Put each line of the rows below into a JSON list of strings, one string per line, leaving out any blank lines.

MATERIAL SUPPLIED
---+---

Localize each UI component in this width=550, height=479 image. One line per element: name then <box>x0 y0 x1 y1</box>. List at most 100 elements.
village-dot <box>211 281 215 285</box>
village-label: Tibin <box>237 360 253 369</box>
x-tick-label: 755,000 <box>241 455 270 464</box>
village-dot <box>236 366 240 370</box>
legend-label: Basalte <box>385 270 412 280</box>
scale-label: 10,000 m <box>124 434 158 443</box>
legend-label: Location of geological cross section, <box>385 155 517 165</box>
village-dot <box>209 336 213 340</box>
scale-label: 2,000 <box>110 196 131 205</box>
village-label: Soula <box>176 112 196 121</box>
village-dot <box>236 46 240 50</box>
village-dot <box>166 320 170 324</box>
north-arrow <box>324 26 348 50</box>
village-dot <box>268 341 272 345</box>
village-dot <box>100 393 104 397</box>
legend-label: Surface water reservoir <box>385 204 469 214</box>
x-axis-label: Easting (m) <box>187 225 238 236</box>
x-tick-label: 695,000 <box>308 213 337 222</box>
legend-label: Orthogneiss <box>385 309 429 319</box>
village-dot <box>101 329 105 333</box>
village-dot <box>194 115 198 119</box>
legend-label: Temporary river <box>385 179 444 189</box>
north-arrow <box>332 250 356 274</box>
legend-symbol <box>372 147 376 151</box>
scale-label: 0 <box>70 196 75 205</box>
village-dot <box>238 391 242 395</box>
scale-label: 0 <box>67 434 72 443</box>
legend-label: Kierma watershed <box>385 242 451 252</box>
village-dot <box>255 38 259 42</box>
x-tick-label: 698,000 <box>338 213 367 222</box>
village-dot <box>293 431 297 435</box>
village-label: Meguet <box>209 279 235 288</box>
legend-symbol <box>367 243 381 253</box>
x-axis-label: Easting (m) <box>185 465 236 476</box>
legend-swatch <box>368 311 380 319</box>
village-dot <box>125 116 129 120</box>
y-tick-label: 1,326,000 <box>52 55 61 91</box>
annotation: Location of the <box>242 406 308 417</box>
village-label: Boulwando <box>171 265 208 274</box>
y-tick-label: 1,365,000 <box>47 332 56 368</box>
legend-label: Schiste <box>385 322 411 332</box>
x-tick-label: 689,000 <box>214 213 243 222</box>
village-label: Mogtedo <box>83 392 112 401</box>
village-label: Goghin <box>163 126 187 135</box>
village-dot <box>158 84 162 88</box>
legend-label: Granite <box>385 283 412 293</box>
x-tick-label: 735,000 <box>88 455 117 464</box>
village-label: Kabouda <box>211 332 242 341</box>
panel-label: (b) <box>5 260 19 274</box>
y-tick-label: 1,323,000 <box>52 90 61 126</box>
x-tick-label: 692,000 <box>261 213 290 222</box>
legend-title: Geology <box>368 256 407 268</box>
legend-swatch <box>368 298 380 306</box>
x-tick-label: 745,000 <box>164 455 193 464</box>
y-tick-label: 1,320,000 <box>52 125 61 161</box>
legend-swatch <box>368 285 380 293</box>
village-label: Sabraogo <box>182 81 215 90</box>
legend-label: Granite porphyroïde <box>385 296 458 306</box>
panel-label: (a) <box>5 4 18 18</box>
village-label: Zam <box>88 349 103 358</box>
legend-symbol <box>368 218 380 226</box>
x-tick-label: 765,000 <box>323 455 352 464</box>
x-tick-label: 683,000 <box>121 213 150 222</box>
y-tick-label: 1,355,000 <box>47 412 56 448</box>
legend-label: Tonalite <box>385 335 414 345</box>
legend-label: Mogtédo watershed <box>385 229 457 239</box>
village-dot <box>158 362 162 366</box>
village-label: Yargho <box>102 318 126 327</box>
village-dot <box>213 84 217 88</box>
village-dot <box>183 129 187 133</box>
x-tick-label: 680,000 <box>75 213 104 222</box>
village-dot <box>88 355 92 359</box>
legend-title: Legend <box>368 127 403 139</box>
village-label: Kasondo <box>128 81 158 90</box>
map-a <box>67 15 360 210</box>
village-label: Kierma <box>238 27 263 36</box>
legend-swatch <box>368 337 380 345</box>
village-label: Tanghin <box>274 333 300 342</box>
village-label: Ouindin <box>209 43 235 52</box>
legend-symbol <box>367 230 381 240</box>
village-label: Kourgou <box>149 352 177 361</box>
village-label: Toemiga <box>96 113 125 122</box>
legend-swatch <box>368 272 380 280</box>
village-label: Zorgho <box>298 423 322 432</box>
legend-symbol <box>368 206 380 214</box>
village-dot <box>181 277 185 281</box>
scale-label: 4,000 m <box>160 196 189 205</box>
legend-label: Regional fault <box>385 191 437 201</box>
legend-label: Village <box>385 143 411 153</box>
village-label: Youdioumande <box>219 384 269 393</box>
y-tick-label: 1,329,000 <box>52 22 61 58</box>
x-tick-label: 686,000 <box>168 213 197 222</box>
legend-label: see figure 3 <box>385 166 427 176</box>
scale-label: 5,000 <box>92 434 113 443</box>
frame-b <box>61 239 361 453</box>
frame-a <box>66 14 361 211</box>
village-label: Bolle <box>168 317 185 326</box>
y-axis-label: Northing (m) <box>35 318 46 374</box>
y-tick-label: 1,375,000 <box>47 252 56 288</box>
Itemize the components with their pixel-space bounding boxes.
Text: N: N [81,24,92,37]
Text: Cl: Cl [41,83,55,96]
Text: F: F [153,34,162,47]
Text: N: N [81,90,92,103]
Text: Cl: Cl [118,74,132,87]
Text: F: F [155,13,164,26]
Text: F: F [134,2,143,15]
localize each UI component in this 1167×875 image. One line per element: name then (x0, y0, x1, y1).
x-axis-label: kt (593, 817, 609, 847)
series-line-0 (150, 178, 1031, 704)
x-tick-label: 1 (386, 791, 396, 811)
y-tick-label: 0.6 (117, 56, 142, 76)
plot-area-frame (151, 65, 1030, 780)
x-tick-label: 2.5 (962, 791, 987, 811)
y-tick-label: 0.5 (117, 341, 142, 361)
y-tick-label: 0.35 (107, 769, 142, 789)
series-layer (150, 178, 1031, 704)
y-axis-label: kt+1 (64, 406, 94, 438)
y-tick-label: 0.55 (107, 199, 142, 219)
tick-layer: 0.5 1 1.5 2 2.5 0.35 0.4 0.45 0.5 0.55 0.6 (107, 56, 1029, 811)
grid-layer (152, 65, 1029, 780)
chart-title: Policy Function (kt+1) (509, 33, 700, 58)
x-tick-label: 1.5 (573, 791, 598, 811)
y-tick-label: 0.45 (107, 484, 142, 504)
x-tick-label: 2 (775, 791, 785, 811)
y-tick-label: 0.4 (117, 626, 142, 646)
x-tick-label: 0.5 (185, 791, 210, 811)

---+---

EXERCISE ANSWER
[
  "Localize each UI component in this width=550, height=479 image. One line per element: name then <box>x0 y0 x1 y1</box>. List at most 100 elements.",
  "village-dot <box>211 281 215 285</box>",
  "village-label: Tibin <box>237 360 253 369</box>",
  "x-tick-label: 755,000 <box>241 455 270 464</box>",
  "village-dot <box>236 366 240 370</box>",
  "legend-label: Basalte <box>385 270 412 280</box>",
  "scale-label: 10,000 m <box>124 434 158 443</box>",
  "legend-label: Location of geological cross section, <box>385 155 517 165</box>",
  "village-dot <box>209 336 213 340</box>",
  "scale-label: 2,000 <box>110 196 131 205</box>",
  "village-label: Soula <box>176 112 196 121</box>",
  "village-dot <box>236 46 240 50</box>",
  "village-dot <box>166 320 170 324</box>",
  "north-arrow <box>324 26 348 50</box>",
  "village-dot <box>268 341 272 345</box>",
  "village-dot <box>100 393 104 397</box>",
  "legend-label: Surface water reservoir <box>385 204 469 214</box>",
  "x-axis-label: Easting (m) <box>187 225 238 236</box>",
  "x-tick-label: 695,000 <box>308 213 337 222</box>",
  "legend-label: Orthogneiss <box>385 309 429 319</box>",
  "village-dot <box>101 329 105 333</box>",
  "village-dot <box>194 115 198 119</box>",
  "legend-label: Temporary river <box>385 179 444 189</box>",
  "north-arrow <box>332 250 356 274</box>",
  "legend-symbol <box>372 147 376 151</box>",
  "scale-label: 0 <box>70 196 75 205</box>",
  "village-dot <box>238 391 242 395</box>",
  "scale-label: 0 <box>67 434 72 443</box>",
  "legend-label: Kierma watershed <box>385 242 451 252</box>",
  "village-dot <box>255 38 259 42</box>",
  "x-tick-label: 698,000 <box>338 213 367 222</box>",
  "village-dot <box>293 431 297 435</box>",
  "village-label: Meguet <box>209 279 235 288</box>",
  "legend-symbol <box>367 243 381 253</box>",
  "x-axis-label: Easting (m) <box>185 465 236 476</box>",
  "legend-swatch <box>368 311 380 319</box>",
  "village-dot <box>125 116 129 120</box>",
  "y-tick-label: 1,326,000 <box>52 55 61 91</box>",
  "annotation: Location of the <box>242 406 308 417</box>",
  "village-label: Boulwando <box>171 265 208 274</box>",
  "y-tick-label: 1,365,000 <box>47 332 56 368</box>",
  "legend-label: Schiste <box>385 322 411 332</box>",
  "x-tick-label: 689,000 <box>214 213 243 222</box>",
  "village-label: Mogtedo <box>83 392 112 401</box>",
  "village-label: Goghin <box>163 126 187 135</box>",
  "village-dot <box>158 84 162 88</box>",
  "legend-label: Granite <box>385 283 412 293</box>",
  "x-tick-label: 735,000 <box>88 455 117 464</box>",
  "village-label: Kabouda <box>211 332 242 341</box>",
  "panel-label: (b) <box>5 260 19 274</box>",
  "y-tick-label: 1,323,000 <box>52 90 61 126</box>",
  "x-tick-label: 692,000 <box>261 213 290 222</box>",
  "legend-title: Geology <box>368 256 407 268</box>",
  "legend-swatch <box>368 298 380 306</box>",
  "x-tick-label: 745,000 <box>164 455 193 464</box>",
  "y-tick-label: 1,320,000 <box>52 125 61 161</box>",
  "legend-swatch <box>368 285 380 293</box>",
  "village-label: Sabraogo <box>182 81 215 90</box>",
  "legend-label: Granite porphyroïde <box>385 296 458 306</box>",
  "panel-label: (a) <box>5 4 18 18</box>",
  "village-label: Zam <box>88 349 103 358</box>",
  "legend-symbol <box>368 218 380 226</box>",
  "x-tick-label: 765,000 <box>323 455 352 464</box>",
  "x-tick-label: 683,000 <box>121 213 150 222</box>",
  "y-tick-label: 1,355,000 <box>47 412 56 448</box>",
  "legend-label: Tonalite <box>385 335 414 345</box>",
  "legend-label: Mogtédo watershed <box>385 229 457 239</box>",
  "village-dot <box>158 362 162 366</box>",
  "village-label: Yargho <box>102 318 126 327</box>",
  "village-dot <box>213 84 217 88</box>",
  "village-dot <box>183 129 187 133</box>",
  "x-tick-label: 680,000 <box>75 213 104 222</box>",
  "village-dot <box>88 355 92 359</box>",
  "legend-title: Legend <box>368 127 403 139</box>",
  "village-label: Kasondo <box>128 81 158 90</box>",
  "map-a <box>67 15 360 210</box>",
  "village-label: Kierma <box>238 27 263 36</box>",
  "legend-swatch <box>368 337 380 345</box>",
  "village-label: Tanghin <box>274 333 300 342</box>",
  "village-label: Ouindin <box>209 43 235 52</box>",
  "legend-symbol <box>367 230 381 240</box>",
  "village-label: Kourgou <box>149 352 177 361</box>",
  "village-label: Toemiga <box>96 113 125 122</box>",
  "legend-swatch <box>368 272 380 280</box>",
  "village-label: Zorgho <box>298 423 322 432</box>",
  "legend-symbol <box>368 206 380 214</box>",
  "village-dot <box>181 277 185 281</box>",
  "scale-label: 4,000 m <box>160 196 189 205</box>",
  "legend-label: Regional fault <box>385 191 437 201</box>",
  "legend-label: Village <box>385 143 411 153</box>",
  "village-label: Youdioumande <box>219 384 269 393</box>",
  "y-tick-label: 1,329,000 <box>52 22 61 58</box>",
  "x-tick-label: 686,000 <box>168 213 197 222</box>",
  "legend-label: see figure 3 <box>385 166 427 176</box>",
  "scale-label: 5,000 <box>92 434 113 443</box>",
  "frame-b <box>61 239 361 453</box>",
  "frame-a <box>66 14 361 211</box>",
  "village-label: Bolle <box>168 317 185 326</box>",
  "y-axis-label: Northing (m) <box>35 318 46 374</box>",
  "y-tick-label: 1,375,000 <box>47 252 56 288</box>",
  "Itemize the components with their pixel-space bounding boxes.",
  "Text: N: N [81,24,92,37]",
  "Text: Cl: Cl [41,83,55,96]",
  "Text: F: F [153,34,162,47]",
  "Text: N: N [81,90,92,103]",
  "Text: Cl: Cl [118,74,132,87]",
  "Text: F: F [155,13,164,26]",
  "Text: F: F [134,2,143,15]",
  "localize each UI component in this 1167×875 image. One line per element: name then (x0, y0, x1, y1).",
  "x-axis-label: kt (593, 817, 609, 847)",
  "series-line-0 (150, 178, 1031, 704)",
  "x-tick-label: 1 (386, 791, 396, 811)",
  "y-tick-label: 0.6 (117, 56, 142, 76)",
  "plot-area-frame (151, 65, 1030, 780)",
  "x-tick-label: 2.5 (962, 791, 987, 811)",
  "y-tick-label: 0.5 (117, 341, 142, 361)",
  "y-tick-label: 0.35 (107, 769, 142, 789)",
  "series-layer (150, 178, 1031, 704)",
  "y-axis-label: kt+1 (64, 406, 94, 438)",
  "y-tick-label: 0.55 (107, 199, 142, 219)",
  "tick-layer: 0.5 1 1.5 2 2.5 0.35 0.4 0.45 0.5 0.55 0.6 (107, 56, 1029, 811)",
  "grid-layer (152, 65, 1029, 780)",
  "chart-title: Policy Function (kt+1) (509, 33, 700, 58)",
  "x-tick-label: 1.5 (573, 791, 598, 811)",
  "y-tick-label: 0.45 (107, 484, 142, 504)",
  "x-tick-label: 2 (775, 791, 785, 811)",
  "y-tick-label: 0.4 (117, 626, 142, 646)",
  "x-tick-label: 0.5 (185, 791, 210, 811)"
]